INFORMATION SUPPLIED ->
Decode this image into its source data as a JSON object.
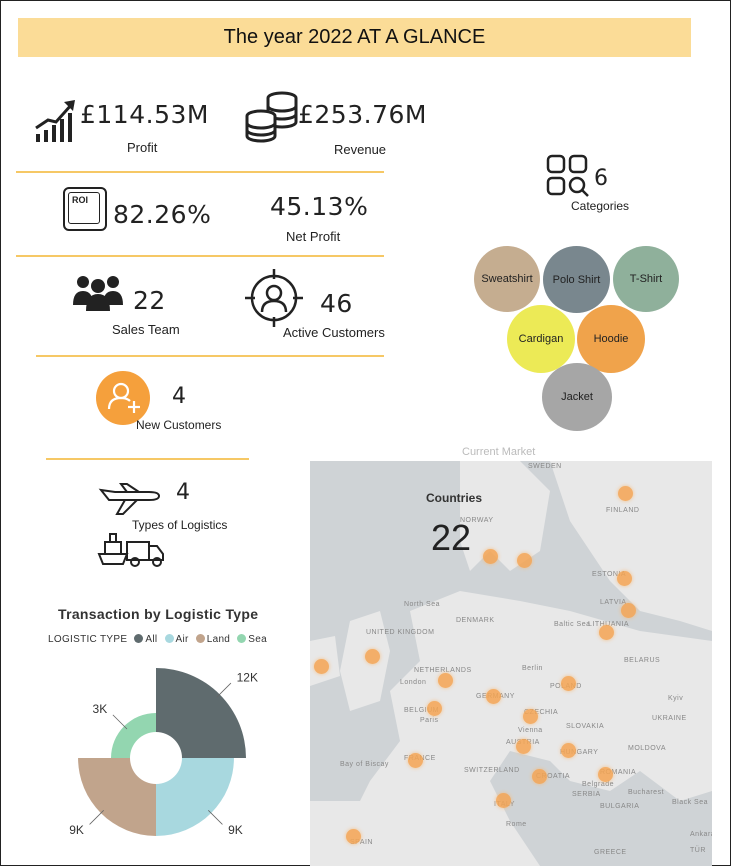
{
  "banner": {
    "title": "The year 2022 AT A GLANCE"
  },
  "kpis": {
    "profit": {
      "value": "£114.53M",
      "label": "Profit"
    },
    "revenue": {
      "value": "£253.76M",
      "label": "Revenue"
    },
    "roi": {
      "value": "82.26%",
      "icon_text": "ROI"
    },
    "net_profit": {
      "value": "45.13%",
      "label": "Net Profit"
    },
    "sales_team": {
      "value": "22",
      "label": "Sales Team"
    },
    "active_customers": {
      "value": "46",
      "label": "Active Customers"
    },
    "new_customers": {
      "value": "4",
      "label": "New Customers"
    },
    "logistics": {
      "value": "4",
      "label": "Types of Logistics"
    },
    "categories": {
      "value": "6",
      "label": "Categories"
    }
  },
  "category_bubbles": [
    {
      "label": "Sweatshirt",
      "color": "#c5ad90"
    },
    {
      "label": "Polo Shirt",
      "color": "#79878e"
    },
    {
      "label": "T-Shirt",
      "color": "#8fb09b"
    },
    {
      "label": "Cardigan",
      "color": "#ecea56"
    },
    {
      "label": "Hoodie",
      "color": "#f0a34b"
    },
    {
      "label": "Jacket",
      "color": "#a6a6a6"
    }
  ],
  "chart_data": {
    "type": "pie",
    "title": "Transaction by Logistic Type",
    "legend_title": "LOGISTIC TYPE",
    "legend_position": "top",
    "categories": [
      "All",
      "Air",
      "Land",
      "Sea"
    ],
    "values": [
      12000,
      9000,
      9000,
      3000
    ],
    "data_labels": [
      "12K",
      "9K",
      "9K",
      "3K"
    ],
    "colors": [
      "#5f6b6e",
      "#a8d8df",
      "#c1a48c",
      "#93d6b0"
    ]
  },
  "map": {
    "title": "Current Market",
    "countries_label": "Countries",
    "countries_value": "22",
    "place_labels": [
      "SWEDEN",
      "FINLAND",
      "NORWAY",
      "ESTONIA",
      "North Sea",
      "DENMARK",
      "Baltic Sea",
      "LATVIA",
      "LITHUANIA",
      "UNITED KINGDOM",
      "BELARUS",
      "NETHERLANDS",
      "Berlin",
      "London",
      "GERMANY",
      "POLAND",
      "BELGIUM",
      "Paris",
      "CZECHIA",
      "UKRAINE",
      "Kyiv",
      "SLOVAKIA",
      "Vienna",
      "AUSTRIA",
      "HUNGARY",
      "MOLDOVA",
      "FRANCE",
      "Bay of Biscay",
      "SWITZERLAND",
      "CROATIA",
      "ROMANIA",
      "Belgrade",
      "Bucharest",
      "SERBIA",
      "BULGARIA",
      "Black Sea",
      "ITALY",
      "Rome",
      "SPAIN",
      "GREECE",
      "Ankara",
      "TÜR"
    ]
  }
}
--
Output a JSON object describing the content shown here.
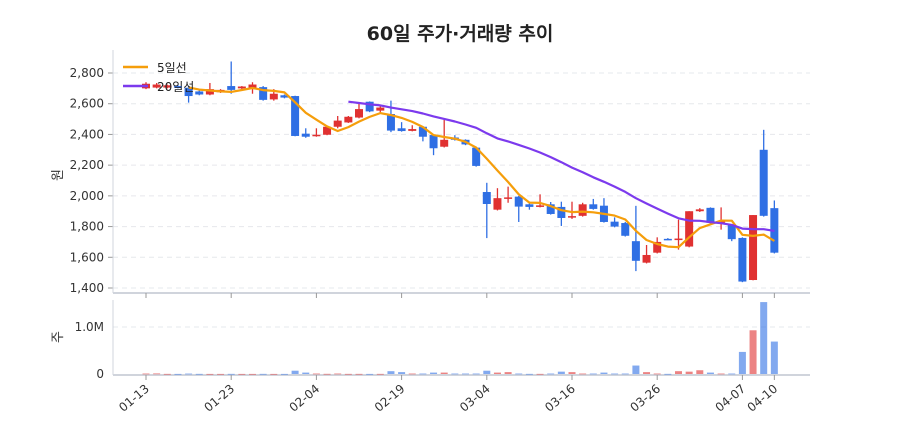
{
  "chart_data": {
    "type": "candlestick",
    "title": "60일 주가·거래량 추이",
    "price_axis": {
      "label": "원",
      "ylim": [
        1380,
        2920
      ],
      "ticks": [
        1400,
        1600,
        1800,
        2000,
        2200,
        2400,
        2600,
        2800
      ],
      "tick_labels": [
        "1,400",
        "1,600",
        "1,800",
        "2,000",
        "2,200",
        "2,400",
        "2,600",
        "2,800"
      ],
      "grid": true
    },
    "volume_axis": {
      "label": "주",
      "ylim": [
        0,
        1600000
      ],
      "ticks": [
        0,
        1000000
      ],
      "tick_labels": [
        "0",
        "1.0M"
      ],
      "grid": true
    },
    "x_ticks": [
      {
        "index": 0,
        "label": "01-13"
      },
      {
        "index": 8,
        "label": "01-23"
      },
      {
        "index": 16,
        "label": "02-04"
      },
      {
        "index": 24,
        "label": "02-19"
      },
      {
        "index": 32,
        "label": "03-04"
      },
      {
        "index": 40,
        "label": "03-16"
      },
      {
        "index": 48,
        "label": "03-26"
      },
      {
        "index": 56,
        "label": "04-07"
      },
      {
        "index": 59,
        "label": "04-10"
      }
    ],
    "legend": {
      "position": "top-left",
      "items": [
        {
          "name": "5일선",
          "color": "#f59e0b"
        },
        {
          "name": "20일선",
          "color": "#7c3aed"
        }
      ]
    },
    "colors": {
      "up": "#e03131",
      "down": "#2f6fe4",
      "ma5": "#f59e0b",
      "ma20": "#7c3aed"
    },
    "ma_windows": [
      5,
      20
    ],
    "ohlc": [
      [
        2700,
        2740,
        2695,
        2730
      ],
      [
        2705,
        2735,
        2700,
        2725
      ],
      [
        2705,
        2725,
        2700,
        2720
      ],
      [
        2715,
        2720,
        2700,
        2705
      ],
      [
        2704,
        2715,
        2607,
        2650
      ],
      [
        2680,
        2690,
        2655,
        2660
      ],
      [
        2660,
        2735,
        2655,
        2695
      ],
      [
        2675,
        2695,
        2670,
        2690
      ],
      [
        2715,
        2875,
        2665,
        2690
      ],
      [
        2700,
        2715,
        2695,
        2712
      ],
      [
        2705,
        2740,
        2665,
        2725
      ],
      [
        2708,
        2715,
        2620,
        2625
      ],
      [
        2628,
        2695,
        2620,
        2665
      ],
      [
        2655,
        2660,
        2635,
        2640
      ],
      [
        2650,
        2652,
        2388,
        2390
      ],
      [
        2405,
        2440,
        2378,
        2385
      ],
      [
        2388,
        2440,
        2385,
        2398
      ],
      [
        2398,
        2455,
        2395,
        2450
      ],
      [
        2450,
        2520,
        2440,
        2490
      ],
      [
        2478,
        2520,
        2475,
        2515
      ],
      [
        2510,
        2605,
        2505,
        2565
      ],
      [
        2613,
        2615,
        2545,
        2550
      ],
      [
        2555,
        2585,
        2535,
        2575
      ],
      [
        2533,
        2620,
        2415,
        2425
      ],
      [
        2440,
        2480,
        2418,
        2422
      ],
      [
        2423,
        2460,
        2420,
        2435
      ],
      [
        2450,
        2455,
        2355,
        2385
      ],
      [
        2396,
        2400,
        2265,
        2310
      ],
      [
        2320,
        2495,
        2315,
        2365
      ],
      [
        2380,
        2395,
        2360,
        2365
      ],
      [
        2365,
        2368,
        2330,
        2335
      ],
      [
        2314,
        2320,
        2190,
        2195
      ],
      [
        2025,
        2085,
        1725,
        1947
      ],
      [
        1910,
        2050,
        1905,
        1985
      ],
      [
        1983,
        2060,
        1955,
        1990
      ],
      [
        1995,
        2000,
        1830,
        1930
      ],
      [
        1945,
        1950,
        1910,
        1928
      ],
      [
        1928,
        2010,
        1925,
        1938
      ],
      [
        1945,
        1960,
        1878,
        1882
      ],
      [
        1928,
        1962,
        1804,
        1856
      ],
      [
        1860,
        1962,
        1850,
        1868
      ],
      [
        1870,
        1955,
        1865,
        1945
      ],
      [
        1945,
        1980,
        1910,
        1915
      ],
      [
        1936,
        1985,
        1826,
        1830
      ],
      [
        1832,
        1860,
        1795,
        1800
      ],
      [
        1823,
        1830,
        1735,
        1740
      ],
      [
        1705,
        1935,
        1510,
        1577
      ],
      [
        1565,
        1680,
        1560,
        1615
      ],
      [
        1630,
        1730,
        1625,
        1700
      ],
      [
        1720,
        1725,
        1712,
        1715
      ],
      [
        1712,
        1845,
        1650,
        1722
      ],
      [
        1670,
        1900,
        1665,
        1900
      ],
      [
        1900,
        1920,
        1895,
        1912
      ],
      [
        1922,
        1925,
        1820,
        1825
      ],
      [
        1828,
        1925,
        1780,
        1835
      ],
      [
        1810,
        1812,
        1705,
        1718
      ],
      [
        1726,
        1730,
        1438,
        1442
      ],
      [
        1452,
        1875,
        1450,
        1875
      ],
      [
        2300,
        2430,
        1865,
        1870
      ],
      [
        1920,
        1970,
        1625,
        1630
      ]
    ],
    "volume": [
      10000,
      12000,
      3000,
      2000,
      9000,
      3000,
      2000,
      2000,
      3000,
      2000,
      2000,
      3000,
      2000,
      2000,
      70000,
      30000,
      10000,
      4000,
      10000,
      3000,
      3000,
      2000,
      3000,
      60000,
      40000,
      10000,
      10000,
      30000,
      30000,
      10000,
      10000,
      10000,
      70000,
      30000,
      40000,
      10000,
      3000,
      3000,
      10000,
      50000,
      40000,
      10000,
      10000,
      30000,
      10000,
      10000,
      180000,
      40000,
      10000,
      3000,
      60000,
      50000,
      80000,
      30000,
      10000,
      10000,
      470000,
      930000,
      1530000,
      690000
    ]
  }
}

EXERCISE OBJECTIVE -> Pick out every line above that contains the word "index" and copy it.

TASK ANSWER ->
        "index": 0,
        "index": 8,
        "index": 16,
        "index": 24,
        "index": 32,
        "index": 40,
        "index": 48,
        "index": 56,
        "index": 59,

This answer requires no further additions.